■ **CHALLENGE**:
Reproduce the listing below in its entirety. Change nothing.

■ **RECORDED INFORMATION**:
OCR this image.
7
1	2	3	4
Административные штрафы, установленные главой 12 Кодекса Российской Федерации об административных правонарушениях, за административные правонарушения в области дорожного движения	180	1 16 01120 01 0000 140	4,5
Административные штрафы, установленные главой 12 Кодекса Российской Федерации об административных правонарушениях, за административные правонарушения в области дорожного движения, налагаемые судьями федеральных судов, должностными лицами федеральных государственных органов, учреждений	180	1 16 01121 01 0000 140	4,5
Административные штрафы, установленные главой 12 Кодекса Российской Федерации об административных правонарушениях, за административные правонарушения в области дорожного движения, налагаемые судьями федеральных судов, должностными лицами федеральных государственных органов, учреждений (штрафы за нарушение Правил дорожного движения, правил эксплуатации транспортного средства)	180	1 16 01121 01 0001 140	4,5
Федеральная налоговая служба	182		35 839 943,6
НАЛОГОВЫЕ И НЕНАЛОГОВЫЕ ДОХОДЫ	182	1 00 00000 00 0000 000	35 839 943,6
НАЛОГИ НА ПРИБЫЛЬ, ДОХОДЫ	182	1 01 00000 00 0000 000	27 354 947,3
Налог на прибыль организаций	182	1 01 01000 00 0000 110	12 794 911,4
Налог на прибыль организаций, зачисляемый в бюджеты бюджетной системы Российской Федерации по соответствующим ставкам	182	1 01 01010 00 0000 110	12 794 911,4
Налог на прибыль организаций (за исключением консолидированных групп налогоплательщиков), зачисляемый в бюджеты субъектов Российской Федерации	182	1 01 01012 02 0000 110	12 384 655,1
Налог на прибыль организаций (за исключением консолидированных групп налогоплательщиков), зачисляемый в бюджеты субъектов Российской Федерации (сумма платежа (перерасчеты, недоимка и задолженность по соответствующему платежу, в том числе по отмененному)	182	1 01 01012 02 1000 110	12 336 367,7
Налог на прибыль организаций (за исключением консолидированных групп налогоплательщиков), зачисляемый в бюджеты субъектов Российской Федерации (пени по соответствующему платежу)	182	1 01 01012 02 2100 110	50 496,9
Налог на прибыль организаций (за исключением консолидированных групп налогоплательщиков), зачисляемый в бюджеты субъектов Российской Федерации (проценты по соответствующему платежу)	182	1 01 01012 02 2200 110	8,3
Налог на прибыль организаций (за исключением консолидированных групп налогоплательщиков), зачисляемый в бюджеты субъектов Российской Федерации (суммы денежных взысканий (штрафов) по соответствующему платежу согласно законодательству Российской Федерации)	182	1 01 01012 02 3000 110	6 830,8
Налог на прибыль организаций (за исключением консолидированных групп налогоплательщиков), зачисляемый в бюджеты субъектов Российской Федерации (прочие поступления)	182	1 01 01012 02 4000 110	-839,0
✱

■ **FULL OUTPUT**:
OCR this image.
7
1	2	3	4
Административные штрафы, установленные главой 12 Кодекса Российской Федерации об административных правонарушениях, за административные правонарушения в области дорожного движения	180	1 16 01120 01 0000 140	4,5
Административные штрафы, установленные главой 12 Кодекса Российской Федерации об административных правонарушениях, за административные правонарушения в области дорожного движения, налагаемые судьями федеральных судов, должностными лицами федеральных государственных органов, учреждений	180	1 16 01121 01 0000 140	4,5
Административные штрафы, установленные главой 12 Кодекса Российской Федерации об административных правонарушениях, за административные правонарушения в области дорожного движения, налагаемые судьями федеральных судов, должностными лицами федеральных государственных органов, учреждений (штрафы за нарушение Правил дорожного движения, правил эксплуатации транспортного средства)	180	1 16 01121 01 0001 140	4,5
Федеральная налоговая служба	182		35 839 943,6
НАЛОГОВЫЕ И НЕНАЛОГОВЫЕ ДОХОДЫ	182	1 00 00000 00 0000 000	35 839 943,6
НАЛОГИ НА ПРИБЫЛЬ, ДОХОДЫ	182	1 01 00000 00 0000 000	27 354 947,3
Налог на прибыль организаций	182	1 01 01000 00 0000 110	12 794 911,4
Налог на прибыль организаций, зачисляемый в бюджеты бюджетной системы Российской Федерации по соответствующим ставкам	182	1 01 01010 00 0000 110	12 794 911,4
Налог на прибыль организаций (за исключением консолидированных групп налогоплательщиков), зачисляемый в бюджеты субъектов Российской Федерации	182	1 01 01012 02 0000 110	12 384 655,1
Налог на прибыль организаций (за исключением консолидированных групп налогоплательщиков), зачисляемый в бюджеты субъектов Российской Федерации (сумма платежа (перерасчеты, недоимка и задолженность по соответствующему платежу, в том числе по отмененному)	182	1 01 01012 02 1000 110	12 336 367,7
Налог на прибыль организаций (за исключением консолидированных групп налогоплательщиков), зачисляемый в бюджеты субъектов Российской Федерации (пени по соответствующему платежу)	182	1 01 01012 02 2100 110	50 496,9
Налог на прибыль организаций (за исключением консолидированных групп налогоплательщиков), зачисляемый в бюджеты субъектов Российской Федерации (проценты по соответствующему платежу)	182	1 01 01012 02 2200 110	8,3
Налог на прибыль организаций (за исключением консолидированных групп налогоплательщиков), зачисляемый в бюджеты субъектов Российской Федерации (суммы денежных взысканий (штрафов) по соответствующему платежу согласно законодательству Российской Федерации)	182	1 01 01012 02 3000 110	6 830,8
Налог на прибыль организаций (за исключением консолидированных групп налогоплательщиков), зачисляемый в бюджеты субъектов Российской Федерации (прочие поступления)	182	1 01 01012 02 4000 110	-839,0
✱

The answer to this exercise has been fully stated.